- _WORK TO BE COMPLETED_
Go through the lines below and copy each one that holds the string "Polarity".

- _MATERIAL PROVIDED_
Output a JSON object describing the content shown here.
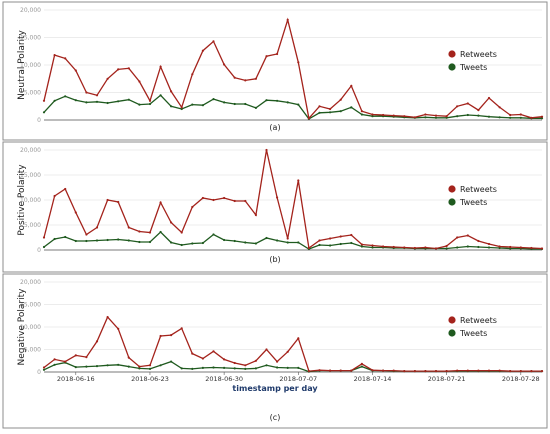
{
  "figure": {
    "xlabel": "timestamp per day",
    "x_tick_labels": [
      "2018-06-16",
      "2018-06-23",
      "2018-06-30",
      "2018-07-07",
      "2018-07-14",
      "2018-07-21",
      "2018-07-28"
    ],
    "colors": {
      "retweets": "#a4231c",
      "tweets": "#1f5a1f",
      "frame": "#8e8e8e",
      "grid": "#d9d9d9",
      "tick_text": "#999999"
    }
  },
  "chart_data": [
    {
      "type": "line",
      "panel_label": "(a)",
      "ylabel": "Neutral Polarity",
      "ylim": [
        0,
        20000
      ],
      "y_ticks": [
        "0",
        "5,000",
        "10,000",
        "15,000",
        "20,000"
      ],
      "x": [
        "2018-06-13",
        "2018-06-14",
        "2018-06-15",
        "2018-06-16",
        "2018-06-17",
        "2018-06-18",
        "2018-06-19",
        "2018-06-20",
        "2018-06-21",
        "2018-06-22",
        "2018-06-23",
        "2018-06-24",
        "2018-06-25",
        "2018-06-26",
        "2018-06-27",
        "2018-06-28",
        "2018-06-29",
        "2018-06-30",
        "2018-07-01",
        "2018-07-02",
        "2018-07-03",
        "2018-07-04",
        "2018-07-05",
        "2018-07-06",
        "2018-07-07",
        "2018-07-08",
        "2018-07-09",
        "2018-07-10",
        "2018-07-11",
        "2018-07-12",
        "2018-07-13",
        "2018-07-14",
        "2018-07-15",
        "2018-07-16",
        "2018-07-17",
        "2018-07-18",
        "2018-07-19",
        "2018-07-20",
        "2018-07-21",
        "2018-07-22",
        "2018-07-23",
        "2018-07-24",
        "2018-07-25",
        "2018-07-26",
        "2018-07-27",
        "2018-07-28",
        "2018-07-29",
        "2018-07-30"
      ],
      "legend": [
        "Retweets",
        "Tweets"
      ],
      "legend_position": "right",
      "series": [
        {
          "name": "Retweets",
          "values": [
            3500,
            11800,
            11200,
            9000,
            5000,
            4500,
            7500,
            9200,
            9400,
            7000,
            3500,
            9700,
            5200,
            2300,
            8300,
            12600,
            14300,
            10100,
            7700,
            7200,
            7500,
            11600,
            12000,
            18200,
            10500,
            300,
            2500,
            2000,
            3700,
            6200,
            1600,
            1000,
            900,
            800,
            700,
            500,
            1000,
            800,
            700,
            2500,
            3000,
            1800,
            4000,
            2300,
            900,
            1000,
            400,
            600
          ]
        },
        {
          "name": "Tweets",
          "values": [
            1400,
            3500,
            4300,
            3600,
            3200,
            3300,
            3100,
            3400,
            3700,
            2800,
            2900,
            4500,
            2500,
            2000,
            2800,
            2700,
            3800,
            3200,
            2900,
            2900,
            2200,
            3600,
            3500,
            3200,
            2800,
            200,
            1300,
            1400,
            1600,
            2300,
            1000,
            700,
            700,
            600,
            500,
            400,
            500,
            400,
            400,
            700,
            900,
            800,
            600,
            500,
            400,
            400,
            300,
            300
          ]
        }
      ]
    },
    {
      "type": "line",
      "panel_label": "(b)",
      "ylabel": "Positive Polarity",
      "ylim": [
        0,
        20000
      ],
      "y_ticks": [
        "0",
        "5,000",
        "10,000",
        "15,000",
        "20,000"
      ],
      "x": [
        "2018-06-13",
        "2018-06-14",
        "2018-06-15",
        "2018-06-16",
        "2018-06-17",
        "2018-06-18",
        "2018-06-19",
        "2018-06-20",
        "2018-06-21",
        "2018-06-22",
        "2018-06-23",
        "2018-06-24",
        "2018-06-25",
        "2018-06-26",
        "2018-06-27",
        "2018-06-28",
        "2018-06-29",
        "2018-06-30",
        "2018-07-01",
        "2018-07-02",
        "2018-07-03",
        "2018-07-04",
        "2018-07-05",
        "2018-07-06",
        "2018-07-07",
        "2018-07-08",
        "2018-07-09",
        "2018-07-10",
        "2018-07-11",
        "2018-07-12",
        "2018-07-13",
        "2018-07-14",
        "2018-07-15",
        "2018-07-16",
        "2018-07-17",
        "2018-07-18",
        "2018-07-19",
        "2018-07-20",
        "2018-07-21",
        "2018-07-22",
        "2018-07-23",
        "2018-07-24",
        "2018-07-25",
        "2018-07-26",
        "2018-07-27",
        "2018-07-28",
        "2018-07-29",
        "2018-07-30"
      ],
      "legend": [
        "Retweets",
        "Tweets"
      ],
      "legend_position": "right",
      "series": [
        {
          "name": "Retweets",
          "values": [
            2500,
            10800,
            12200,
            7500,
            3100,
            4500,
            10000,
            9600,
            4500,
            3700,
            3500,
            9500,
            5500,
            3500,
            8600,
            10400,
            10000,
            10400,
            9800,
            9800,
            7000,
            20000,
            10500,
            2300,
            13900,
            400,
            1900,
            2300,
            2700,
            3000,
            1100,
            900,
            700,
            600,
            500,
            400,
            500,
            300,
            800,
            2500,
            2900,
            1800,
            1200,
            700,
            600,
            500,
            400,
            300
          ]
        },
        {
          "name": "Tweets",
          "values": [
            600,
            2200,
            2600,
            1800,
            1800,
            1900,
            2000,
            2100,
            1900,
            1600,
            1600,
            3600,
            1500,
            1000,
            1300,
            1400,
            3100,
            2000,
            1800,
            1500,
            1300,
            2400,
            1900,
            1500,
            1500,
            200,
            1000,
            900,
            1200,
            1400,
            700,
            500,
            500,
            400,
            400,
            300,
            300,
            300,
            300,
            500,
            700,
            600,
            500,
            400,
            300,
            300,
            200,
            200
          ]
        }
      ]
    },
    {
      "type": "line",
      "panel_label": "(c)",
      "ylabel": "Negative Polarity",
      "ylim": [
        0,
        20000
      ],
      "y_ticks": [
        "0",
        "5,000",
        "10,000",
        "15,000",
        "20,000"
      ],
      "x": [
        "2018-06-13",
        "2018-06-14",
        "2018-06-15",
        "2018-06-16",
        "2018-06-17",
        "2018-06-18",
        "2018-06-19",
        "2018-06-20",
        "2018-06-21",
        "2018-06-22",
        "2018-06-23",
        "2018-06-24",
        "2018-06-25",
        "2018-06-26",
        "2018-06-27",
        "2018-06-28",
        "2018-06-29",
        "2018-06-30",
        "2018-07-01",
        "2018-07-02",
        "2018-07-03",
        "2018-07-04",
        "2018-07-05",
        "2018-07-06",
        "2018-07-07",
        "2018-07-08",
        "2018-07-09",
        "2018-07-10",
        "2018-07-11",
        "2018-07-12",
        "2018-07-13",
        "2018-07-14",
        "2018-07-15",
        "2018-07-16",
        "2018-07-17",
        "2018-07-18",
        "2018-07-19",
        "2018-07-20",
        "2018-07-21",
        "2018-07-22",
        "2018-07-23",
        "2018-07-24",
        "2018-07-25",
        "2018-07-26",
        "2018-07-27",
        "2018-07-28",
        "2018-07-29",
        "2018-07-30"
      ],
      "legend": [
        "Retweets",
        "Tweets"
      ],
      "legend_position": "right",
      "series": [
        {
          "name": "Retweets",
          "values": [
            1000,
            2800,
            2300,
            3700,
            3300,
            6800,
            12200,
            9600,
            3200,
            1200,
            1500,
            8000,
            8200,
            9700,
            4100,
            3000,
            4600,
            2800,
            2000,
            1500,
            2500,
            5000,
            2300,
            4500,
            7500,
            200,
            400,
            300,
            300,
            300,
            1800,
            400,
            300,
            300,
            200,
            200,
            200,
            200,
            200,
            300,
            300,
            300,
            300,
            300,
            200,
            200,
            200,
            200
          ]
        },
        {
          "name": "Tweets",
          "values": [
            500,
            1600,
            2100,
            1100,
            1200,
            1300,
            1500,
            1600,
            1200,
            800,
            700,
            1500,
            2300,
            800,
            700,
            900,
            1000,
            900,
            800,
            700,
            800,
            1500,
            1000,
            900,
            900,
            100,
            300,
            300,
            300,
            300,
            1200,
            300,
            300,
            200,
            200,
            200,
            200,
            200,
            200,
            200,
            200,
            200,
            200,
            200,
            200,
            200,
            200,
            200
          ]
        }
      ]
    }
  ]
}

- _EXERCISE SOLUTION_
      "ylabel": "Neutral Polarity",
      "ylabel": "Positive Polarity",
      "ylabel": "Negative Polarity",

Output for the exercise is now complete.